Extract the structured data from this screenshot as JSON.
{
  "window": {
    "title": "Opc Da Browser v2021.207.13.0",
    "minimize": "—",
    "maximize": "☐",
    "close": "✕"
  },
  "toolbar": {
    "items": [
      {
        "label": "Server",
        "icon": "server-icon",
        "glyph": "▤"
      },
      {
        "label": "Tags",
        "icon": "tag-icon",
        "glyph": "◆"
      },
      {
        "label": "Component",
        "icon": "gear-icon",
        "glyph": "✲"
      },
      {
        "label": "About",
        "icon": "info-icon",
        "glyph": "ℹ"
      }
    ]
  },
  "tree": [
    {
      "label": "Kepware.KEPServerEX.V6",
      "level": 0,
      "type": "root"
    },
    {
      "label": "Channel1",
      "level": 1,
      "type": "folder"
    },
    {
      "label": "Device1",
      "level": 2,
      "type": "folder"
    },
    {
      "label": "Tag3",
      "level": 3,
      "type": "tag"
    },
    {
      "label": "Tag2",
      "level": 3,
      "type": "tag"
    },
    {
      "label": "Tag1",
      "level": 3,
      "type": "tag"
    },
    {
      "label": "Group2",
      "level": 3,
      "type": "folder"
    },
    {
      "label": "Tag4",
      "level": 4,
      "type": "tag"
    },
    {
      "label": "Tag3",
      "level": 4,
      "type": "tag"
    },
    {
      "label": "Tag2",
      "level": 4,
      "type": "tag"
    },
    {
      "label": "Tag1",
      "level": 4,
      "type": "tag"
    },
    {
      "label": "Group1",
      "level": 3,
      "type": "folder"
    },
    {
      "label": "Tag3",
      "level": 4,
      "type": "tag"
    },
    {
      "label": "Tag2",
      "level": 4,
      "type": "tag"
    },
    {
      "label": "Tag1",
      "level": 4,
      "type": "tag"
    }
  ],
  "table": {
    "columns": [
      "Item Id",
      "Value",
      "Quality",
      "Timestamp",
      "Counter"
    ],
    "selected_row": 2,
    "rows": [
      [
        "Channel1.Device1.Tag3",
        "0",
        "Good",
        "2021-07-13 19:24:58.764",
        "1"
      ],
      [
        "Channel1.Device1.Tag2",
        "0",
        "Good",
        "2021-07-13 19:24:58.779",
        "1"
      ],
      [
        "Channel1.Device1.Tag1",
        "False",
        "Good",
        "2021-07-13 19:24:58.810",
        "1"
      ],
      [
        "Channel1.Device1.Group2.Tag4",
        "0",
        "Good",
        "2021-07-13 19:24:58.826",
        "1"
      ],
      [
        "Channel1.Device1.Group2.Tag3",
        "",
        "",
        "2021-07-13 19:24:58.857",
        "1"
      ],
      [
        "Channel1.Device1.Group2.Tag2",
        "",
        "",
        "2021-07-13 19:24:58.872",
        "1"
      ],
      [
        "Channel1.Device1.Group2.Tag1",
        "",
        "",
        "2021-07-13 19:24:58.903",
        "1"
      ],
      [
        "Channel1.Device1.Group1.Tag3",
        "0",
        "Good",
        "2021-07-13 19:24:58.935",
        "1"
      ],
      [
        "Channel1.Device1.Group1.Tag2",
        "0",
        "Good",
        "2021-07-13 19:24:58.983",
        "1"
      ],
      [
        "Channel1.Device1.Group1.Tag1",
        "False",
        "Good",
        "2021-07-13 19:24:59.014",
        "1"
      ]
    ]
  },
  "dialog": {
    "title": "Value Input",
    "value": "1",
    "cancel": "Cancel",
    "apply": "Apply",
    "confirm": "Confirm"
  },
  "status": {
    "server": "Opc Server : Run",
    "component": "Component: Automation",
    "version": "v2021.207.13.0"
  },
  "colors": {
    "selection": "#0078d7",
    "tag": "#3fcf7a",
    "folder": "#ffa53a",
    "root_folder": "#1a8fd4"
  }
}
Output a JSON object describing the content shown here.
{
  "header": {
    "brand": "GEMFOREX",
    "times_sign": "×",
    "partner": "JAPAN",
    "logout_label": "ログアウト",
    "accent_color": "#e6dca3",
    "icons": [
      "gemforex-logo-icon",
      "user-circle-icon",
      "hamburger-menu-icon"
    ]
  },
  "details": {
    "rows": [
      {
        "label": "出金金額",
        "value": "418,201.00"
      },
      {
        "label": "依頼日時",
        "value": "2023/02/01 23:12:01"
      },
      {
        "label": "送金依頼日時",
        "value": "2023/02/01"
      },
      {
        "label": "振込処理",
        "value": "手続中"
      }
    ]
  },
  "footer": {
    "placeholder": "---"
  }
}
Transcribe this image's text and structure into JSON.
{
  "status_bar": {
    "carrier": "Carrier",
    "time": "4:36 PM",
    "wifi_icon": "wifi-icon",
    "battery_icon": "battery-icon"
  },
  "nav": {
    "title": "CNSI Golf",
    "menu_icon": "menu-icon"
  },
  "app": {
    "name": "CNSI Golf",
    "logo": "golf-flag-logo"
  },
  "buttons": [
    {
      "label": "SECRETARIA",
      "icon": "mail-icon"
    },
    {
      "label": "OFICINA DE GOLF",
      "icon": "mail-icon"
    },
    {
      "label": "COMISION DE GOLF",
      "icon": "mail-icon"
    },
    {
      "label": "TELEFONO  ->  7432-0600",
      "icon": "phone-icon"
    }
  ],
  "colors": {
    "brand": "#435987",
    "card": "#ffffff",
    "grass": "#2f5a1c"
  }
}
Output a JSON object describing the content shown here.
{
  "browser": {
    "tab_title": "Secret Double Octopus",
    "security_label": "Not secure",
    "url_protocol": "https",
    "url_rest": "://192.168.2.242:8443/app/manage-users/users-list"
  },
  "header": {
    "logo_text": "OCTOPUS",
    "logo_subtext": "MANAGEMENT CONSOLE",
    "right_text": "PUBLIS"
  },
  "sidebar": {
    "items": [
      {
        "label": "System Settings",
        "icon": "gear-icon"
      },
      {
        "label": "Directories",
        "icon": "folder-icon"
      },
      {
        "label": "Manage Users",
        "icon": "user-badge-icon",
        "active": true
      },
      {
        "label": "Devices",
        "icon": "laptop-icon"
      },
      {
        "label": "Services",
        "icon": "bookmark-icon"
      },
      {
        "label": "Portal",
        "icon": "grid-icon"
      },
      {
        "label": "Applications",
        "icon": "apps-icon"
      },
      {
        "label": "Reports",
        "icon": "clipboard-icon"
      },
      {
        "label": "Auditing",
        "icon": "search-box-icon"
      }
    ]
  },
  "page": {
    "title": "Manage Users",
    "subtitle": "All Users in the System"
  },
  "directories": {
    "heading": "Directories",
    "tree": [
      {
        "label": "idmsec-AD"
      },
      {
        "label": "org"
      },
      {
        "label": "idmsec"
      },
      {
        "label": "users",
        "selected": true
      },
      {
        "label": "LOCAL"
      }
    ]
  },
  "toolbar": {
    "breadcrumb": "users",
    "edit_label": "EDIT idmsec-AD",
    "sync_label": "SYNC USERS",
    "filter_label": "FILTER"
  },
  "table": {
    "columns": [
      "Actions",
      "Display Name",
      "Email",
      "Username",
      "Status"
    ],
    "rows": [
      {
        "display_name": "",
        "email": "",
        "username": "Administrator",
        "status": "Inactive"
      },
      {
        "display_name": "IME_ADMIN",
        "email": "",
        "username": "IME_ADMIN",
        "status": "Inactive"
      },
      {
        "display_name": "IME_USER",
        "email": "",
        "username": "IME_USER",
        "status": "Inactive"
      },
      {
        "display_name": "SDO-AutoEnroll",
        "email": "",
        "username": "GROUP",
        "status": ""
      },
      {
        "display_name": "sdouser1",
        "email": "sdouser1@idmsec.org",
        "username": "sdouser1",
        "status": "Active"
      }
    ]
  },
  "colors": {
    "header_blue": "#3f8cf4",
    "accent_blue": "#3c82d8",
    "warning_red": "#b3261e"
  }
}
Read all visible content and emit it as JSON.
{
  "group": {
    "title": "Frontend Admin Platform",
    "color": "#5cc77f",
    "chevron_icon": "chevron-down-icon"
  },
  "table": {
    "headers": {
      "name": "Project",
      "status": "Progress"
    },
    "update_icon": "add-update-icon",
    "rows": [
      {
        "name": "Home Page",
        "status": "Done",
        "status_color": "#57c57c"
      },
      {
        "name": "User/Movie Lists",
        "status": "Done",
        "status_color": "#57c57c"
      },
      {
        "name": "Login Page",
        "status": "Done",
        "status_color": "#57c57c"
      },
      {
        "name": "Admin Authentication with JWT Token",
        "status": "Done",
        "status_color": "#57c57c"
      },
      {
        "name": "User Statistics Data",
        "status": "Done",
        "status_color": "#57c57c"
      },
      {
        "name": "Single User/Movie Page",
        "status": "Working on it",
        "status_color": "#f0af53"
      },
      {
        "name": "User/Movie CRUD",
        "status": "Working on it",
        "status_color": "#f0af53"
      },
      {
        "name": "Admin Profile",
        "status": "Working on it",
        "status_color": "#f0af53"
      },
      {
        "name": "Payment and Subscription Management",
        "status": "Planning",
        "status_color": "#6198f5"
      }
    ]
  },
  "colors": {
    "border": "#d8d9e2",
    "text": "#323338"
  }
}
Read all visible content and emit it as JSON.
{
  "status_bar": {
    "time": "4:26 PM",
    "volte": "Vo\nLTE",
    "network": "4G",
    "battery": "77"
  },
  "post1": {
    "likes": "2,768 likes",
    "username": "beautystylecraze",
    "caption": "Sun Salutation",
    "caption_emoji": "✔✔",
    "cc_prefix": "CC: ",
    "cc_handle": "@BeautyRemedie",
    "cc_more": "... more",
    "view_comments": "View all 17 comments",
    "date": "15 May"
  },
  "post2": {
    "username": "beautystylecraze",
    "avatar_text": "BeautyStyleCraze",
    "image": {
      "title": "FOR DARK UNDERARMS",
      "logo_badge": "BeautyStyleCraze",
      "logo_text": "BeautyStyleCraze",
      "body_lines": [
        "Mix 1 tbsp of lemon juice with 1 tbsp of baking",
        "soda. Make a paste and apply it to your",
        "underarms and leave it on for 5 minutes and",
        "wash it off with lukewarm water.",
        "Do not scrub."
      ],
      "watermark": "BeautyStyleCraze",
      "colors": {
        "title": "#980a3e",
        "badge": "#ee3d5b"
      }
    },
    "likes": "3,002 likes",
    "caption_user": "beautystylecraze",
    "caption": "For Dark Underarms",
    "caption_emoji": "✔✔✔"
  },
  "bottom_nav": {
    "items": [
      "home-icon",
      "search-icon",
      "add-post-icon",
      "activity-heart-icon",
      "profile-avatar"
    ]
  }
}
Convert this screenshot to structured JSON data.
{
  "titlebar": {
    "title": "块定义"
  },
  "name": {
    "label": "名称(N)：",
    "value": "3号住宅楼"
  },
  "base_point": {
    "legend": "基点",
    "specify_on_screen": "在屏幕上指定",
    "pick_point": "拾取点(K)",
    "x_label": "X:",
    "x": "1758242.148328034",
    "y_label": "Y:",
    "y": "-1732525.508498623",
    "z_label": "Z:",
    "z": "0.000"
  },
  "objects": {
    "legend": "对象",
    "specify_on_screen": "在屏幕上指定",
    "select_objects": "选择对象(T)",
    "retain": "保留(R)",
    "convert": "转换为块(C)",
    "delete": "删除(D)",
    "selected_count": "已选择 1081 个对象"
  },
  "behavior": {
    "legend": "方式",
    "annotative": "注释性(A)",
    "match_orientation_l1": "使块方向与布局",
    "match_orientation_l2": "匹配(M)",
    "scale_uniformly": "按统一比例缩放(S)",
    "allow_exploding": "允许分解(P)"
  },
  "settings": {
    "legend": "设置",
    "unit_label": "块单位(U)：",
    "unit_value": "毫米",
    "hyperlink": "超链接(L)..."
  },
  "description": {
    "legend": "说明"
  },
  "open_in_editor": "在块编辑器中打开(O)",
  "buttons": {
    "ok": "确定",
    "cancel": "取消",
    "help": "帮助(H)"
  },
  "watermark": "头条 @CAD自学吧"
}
• • • • •
## THE PROBLEM:
Reproduce each line of the material containing the word "menu".

## OUTPUT FOR THIS EXERCISE:
      "hamburger-menu-icon"
    "menu_icon": "menu-icon"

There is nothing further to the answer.